● Text under study
=====

As the second point, the cause of the impending cardiac arrest was quickly and accurately diagnosed as hemorrhagic shock due to intra-abdominal hemorrhage, using FAST. A positive FAST result highly suggests intra-abdominal hemorrhage in pediatric patients with trauma.8 Diagnosing the cause of impending cardiac arrest may be difficult in pediatric trauma cases because of the bias that traumatic brain injury is the most common cause of death.5 RT should be performed without missing opportunities through the prompt and correct diagnosis of hemorrhagic shock.
Furthermore, rapid transfusion and hemostatic laparotomy along with RT would be critical for the success of RT. Among RT procedures, aortic cross-clamping has the effect of distributing the significantly reduced blood volume, particularly to the brain and heart, which makes time until subsequent hemostatic treatment. Our hospitals are available for severe trauma 24 h a day, and in this case, the ability to control the bleeding through prompt surgery may have saved the patient's life.

=====

● Document understanding data
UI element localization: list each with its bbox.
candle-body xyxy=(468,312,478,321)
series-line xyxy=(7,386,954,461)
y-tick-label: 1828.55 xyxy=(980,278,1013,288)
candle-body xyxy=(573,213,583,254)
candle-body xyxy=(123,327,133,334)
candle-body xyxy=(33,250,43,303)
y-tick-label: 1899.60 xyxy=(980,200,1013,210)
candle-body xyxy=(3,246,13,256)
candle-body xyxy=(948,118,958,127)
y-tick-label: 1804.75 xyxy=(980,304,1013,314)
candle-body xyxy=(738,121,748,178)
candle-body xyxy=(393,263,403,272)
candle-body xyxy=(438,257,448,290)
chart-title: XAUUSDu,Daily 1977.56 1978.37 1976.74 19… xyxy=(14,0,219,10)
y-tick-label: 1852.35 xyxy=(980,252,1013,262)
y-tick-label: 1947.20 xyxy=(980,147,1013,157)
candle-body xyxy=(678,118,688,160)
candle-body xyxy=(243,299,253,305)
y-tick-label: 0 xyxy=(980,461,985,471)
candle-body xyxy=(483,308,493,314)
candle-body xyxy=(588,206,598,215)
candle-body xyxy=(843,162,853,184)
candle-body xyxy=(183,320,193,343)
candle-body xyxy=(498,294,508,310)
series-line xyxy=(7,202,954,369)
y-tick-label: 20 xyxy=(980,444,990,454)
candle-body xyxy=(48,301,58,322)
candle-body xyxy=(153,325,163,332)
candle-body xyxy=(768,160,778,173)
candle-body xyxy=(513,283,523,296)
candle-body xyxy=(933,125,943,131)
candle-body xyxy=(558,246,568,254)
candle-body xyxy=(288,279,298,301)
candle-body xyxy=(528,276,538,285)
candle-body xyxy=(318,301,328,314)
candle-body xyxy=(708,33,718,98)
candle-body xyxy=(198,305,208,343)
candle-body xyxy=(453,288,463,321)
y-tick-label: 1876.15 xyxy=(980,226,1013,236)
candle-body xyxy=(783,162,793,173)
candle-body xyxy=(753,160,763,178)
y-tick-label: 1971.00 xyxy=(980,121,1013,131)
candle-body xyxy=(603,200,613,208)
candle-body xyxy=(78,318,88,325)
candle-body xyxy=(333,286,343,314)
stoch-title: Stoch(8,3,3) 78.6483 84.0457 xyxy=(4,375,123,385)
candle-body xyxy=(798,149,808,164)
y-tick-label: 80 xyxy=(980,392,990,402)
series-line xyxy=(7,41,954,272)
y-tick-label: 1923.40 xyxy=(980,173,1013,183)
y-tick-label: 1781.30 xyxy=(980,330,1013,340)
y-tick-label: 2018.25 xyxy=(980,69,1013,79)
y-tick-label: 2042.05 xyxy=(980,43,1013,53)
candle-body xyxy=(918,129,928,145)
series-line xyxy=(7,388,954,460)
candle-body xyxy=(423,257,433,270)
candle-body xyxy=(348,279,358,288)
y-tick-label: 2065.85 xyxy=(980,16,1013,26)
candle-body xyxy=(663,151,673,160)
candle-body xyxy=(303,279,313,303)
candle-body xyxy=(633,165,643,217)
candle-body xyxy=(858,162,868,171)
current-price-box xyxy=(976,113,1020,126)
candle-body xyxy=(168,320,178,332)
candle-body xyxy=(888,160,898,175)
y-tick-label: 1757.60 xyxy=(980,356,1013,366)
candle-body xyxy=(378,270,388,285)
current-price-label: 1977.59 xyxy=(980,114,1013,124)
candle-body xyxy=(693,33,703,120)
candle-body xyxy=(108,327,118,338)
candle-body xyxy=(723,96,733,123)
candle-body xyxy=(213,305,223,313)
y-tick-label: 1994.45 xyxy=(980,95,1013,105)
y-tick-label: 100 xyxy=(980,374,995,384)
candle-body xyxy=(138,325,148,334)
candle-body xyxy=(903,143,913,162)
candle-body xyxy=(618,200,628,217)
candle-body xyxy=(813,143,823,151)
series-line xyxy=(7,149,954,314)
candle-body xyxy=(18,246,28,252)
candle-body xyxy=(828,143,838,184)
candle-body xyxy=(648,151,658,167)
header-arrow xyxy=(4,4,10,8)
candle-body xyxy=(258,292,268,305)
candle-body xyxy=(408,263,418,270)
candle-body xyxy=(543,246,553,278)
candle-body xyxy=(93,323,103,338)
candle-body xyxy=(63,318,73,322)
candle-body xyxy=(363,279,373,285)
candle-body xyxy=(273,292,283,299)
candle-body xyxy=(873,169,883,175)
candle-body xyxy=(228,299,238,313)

=====

● Activity list
**A.** According to the case discussion, what was the impending cardiac arrest diagnosed as being caused by?
**B.** List every specific procedure the case discussion names, leaving out generic references such as "surgery" and "hemostatic treatment."
**C.** Continue the case discussion from its final sentence.

● Responses per task
**A.** Hemorrhagic shock due to intra-abdominal hemorrhage.

**B.** FAST, RT, rapid transfusion, hemostatic laparotomy, aortic cross-clamping

**C.**
Resuscitative endovascular balloon occlusion of the aorta (REBOA) is another option for cases with hemorrhagic shock. REBOA is less invasive than RT and the position and degree of the aortic occlusion can be adjusted; however, unlike RT, REBOA is unable to simultaneously repair cardiac injury, perform pulmonary resection, release the obstruction, and is associated with complications such as peripheral thromboembolism and lower extremity ischemia.9 Although a case of successful REBOA implementation in a pediatric patient with massive bleeding has been reported,10 REBOA has not commonly been used in pediatric cases.
In this case, the patient has a severe traumatic brain injury, but it was not a cause of impending cardiac arrest at the time of RT. RT would be futile if the cause of impending cardiac arrest is clearly diagnosed as severe head trauma. However, as in this case, when the cause of impending cardiac arrest was not clearly diagnosed as severe traumatic brain injury but with findings of hemorrhagic shock, rapid RT would be a critical procedure to save the patient's life. We believe that the RT should be considered case-by-case based on the patient's findings in a timely fashion.
CONCLUSION
RT may save a life of a patient with multiple trauma, even in a pediatric patient. RT should be performed timely for patients with signs of life, with a prompt and accurate diagnosis of hemorrhagic shock, along with adequate transfusion and rapid hemostatic intervention.
ACKNOWLEDGMENTS
We thank the entire staff at the University of Miyazaki Hospital for their help in treating this case.
CONFLICT OF INTEREST STATEMENT
The authors declare no conflicts of interest.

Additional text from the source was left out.